Problem: In the listing below, locate the lines that hold the string "Which". Copy those lines.

Extracted data entries:
* begin *

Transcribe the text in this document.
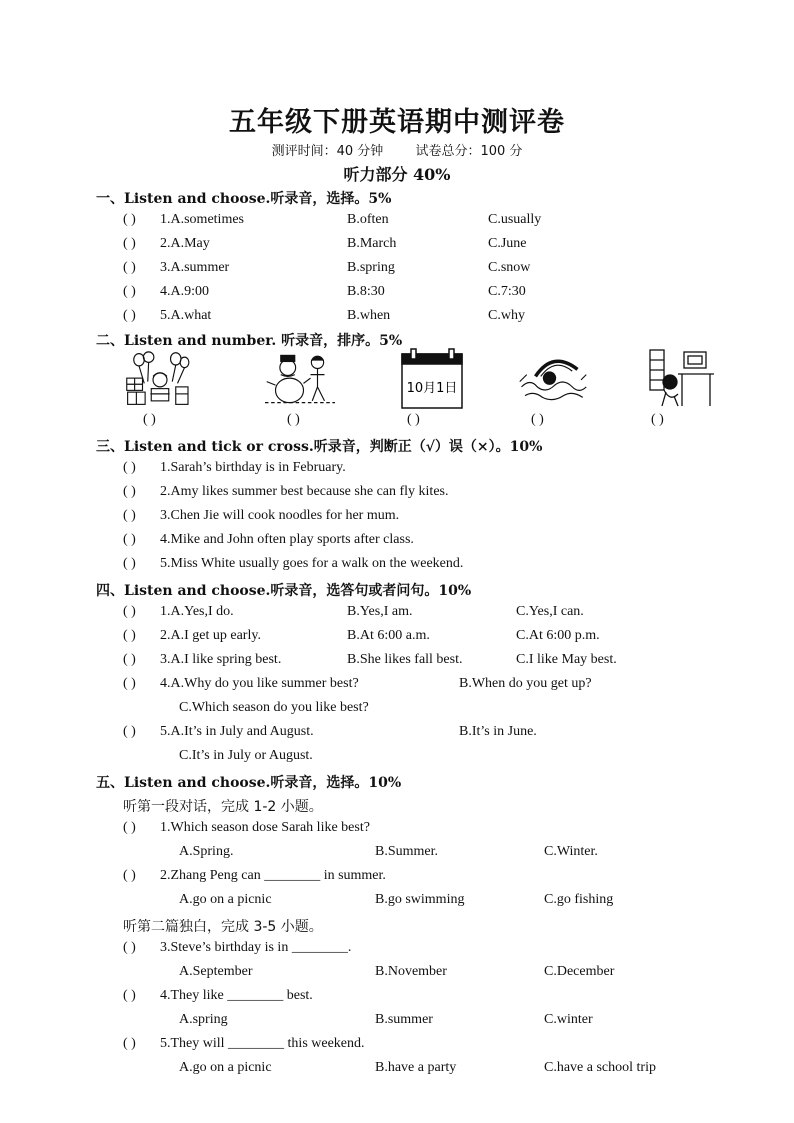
五年级下册英语期中测评卷
测评时间：40 分钟 试卷总分：100 分
听力部分 40%
一、Listen and choose.听录音，选择。5%
( ) 1.A.sometimes	B.often	C.usually
( ) 2.A.May	B.March	C.June
( ) 3.A.summer	B.spring	C.snow
( ) 4.A.9:00	B.8:30	C.7:30
( ) 5.A.what	B.when	C.why
二、Listen and number. 听录音，排序。5%
10月1日
( )	( )	( )	( )	( )
三、Listen and tick or cross.听录音，判断正（√）误（×）。10%
( ) 1.Sarah’s birthday is in February.
( ) 2.Amy likes summer best because she can fly kites.
( ) 3.Chen Jie will cook noodles for her mum.
( ) 4.Mike and John often play sports after class.
( ) 5.Miss White usually goes for a walk on the weekend.
四、Listen and choose.听录音，选答句或者问句。10%
( ) 1.A.Yes,I do.	B.Yes,I am.	C.Yes,I can.
( ) 2.A.I get up early.	B.At 6:00 a.m.	C.At 6:00 p.m.
( ) 3.A.I like spring best.	B.She likes fall best.	C.I like May best.
( ) 4.A.Why do you like summer best?	B.When do you get up?
C.Which season do you like best?
( ) 5.A.It’s in July and August.	B.It’s in June.
C.It’s in July or August.
五、Listen and choose.听录音，选择。10%
听第一段对话，完成 1-2 小题。
( ) 1.Which season dose Sarah like best?
A.Spring.	B.Summer.	C.Winter.
( ) 2.Zhang Peng can ________ in summer.
A.go on a picnic	B.go swimming	C.go fishing
听第二篇独白，完成 3-5 小题。
( ) 3.Steve’s birthday is in ________.
A.September	B.November	C.December
( ) 4.They like ________ best.
A.spring	B.summer	C.winter
( ) 5.They will ________ this weekend.
A.go on a picnic	B.have a party	C.have a school trip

* end *

Answer to the problem:
C.Which season do you like best?
( ) 1.Which season dose Sarah like best?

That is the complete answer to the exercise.